## [Goal of the exercise]
Repeat all the material exactly; pictures stay out of your copy.

## [Data supplied]
········
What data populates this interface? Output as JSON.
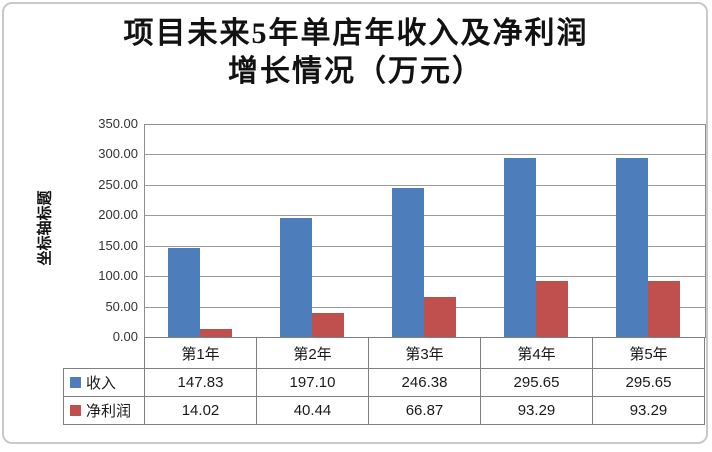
{
  "title": {
    "line1": "项目未来5年单店年收入及净利润",
    "line2": "增长情况（万元）"
  },
  "y_axis": {
    "title": "坐标轴标题",
    "ticks": [
      "350.00",
      "300.00",
      "250.00",
      "200.00",
      "150.00",
      "100.00",
      "50.00",
      "0.00"
    ]
  },
  "chart_data": {
    "type": "bar",
    "title": "项目未来5年单店年收入及净利润增长情况（万元）",
    "ylabel": "坐标轴标题",
    "xlabel": "",
    "categories": [
      "第1年",
      "第2年",
      "第3年",
      "第4年",
      "第5年"
    ],
    "series": [
      {
        "name": "收入",
        "color": "#4D7EBB",
        "values": [
          147.83,
          197.1,
          246.38,
          295.65,
          295.65
        ],
        "labels": [
          "147.83",
          "197.10",
          "246.38",
          "295.65",
          "295.65"
        ]
      },
      {
        "name": "净利润",
        "color": "#C0504D",
        "values": [
          14.02,
          40.44,
          66.87,
          93.29,
          93.29
        ],
        "labels": [
          "14.02",
          "40.44",
          "66.87",
          "93.29",
          "93.29"
        ]
      }
    ],
    "ylim": [
      0,
      350
    ],
    "ytick_step": 50,
    "grid": true,
    "legend_position": "table-left"
  },
  "colors": {
    "background": "#ffffff",
    "frame_border": "#c9c9c9",
    "gridline": "#9a9a9a",
    "plot_border": "#8f8f8f",
    "table_border": "#7f7f7f",
    "text": "#1a1a1a",
    "revenue_bar": "#4D7EBB",
    "profit_bar": "#C0504D"
  }
}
········
## [Final answer]
What data populates this interface? Output as JSON.
{
  "title": {
    "line1": "项目未来5年单店年收入及净利润",
    "line2": "增长情况（万元）"
  },
  "y_axis": {
    "title": "坐标轴标题",
    "ticks": [
      "350.00",
      "300.00",
      "250.00",
      "200.00",
      "150.00",
      "100.00",
      "50.00",
      "0.00"
    ]
  },
  "chart_data": {
    "type": "bar",
    "title": "项目未来5年单店年收入及净利润增长情况（万元）",
    "ylabel": "坐标轴标题",
    "xlabel": "",
    "categories": [
      "第1年",
      "第2年",
      "第3年",
      "第4年",
      "第5年"
    ],
    "series": [
      {
        "name": "收入",
        "color": "#4D7EBB",
        "values": [
          147.83,
          197.1,
          246.38,
          295.65,
          295.65
        ],
        "labels": [
          "147.83",
          "197.10",
          "246.38",
          "295.65",
          "295.65"
        ]
      },
      {
        "name": "净利润",
        "color": "#C0504D",
        "values": [
          14.02,
          40.44,
          66.87,
          93.29,
          93.29
        ],
        "labels": [
          "14.02",
          "40.44",
          "66.87",
          "93.29",
          "93.29"
        ]
      }
    ],
    "ylim": [
      0,
      350
    ],
    "ytick_step": 50,
    "grid": true,
    "legend_position": "table-left"
  },
  "colors": {
    "background": "#ffffff",
    "frame_border": "#c9c9c9",
    "gridline": "#9a9a9a",
    "plot_border": "#8f8f8f",
    "table_border": "#7f7f7f",
    "text": "#1a1a1a",
    "revenue_bar": "#4D7EBB",
    "profit_bar": "#C0504D"
  }
}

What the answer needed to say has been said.